_What is needed_
An exact reproduction of all entries is required.

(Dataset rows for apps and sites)
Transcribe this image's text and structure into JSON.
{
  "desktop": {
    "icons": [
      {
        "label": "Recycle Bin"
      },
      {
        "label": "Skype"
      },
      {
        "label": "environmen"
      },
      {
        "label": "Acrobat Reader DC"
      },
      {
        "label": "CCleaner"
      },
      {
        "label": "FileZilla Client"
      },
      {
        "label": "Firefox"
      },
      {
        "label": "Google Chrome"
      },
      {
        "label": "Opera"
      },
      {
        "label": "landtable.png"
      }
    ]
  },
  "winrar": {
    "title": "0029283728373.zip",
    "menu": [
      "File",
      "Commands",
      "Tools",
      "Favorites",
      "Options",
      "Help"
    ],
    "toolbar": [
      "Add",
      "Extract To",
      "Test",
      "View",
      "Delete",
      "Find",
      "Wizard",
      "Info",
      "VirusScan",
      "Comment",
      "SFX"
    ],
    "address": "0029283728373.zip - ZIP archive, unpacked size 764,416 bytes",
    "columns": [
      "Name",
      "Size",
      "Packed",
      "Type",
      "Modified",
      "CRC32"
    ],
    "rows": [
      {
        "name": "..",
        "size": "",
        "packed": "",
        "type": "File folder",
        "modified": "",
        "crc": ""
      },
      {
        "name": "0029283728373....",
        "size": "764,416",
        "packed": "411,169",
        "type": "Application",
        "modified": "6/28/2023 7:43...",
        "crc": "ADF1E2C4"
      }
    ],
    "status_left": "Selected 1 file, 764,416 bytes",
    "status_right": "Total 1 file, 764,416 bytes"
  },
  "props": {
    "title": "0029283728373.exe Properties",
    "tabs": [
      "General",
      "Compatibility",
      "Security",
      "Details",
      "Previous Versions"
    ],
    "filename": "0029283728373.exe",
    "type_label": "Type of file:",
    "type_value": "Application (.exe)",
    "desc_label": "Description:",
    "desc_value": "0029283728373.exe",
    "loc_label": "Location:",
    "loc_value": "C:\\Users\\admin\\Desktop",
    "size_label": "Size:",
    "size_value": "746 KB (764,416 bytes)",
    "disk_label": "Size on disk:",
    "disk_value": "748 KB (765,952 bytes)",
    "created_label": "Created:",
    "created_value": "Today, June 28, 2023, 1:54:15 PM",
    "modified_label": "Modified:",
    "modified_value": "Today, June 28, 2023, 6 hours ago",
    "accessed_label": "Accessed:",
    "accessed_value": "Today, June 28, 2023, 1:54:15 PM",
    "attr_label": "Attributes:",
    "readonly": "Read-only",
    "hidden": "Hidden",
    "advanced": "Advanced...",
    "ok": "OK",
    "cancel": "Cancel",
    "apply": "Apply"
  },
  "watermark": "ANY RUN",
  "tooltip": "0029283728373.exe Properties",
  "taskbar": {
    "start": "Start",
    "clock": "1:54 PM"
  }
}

_Answer box_
Transcribe this image's text and structure into JSON.
{
  "desktop": {
    "icons": [
      {
        "label": "Recycle Bin"
      },
      {
        "label": "Skype"
      },
      {
        "label": "environmen"
      },
      {
        "label": "Acrobat Reader DC"
      },
      {
        "label": "CCleaner"
      },
      {
        "label": "FileZilla Client"
      },
      {
        "label": "Firefox"
      },
      {
        "label": "Google Chrome"
      },
      {
        "label": "Opera"
      },
      {
        "label": "landtable.png"
      }
    ]
  },
  "winrar": {
    "title": "0029283728373.zip",
    "menu": [
      "File",
      "Commands",
      "Tools",
      "Favorites",
      "Options",
      "Help"
    ],
    "toolbar": [
      "Add",
      "Extract To",
      "Test",
      "View",
      "Delete",
      "Find",
      "Wizard",
      "Info",
      "VirusScan",
      "Comment",
      "SFX"
    ],
    "address": "0029283728373.zip - ZIP archive, unpacked size 764,416 bytes",
    "columns": [
      "Name",
      "Size",
      "Packed",
      "Type",
      "Modified",
      "CRC32"
    ],
    "rows": [
      {
        "name": "..",
        "size": "",
        "packed": "",
        "type": "File folder",
        "modified": "",
        "crc": ""
      },
      {
        "name": "0029283728373....",
        "size": "764,416",
        "packed": "411,169",
        "type": "Application",
        "modified": "6/28/2023 7:43...",
        "crc": "ADF1E2C4"
      }
    ],
    "status_left": "Selected 1 file, 764,416 bytes",
    "status_right": "Total 1 file, 764,416 bytes"
  },
  "props": {
    "title": "0029283728373.exe Properties",
    "tabs": [
      "General",
      "Compatibility",
      "Security",
      "Details",
      "Previous Versions"
    ],
    "filename": "0029283728373.exe",
    "type_label": "Type of file:",
    "type_value": "Application (.exe)",
    "desc_label": "Description:",
    "desc_value": "0029283728373.exe",
    "loc_label": "Location:",
    "loc_value": "C:\\Users\\admin\\Desktop",
    "size_label": "Size:",
    "size_value": "746 KB (764,416 bytes)",
    "disk_label": "Size on disk:",
    "disk_value": "748 KB (765,952 bytes)",
    "created_label": "Created:",
    "created_value": "Today, June 28, 2023, 1:54:15 PM",
    "modified_label": "Modified:",
    "modified_value": "Today, June 28, 2023, 6 hours ago",
    "accessed_label": "Accessed:",
    "accessed_value": "Today, June 28, 2023, 1:54:15 PM",
    "attr_label": "Attributes:",
    "readonly": "Read-only",
    "hidden": "Hidden",
    "advanced": "Advanced...",
    "ok": "OK",
    "cancel": "Cancel",
    "apply": "Apply"
  },
  "watermark": "ANY RUN",
  "tooltip": "0029283728373.exe Properties",
  "taskbar": {
    "start": "Start",
    "clock": "1:54 PM"
  }
}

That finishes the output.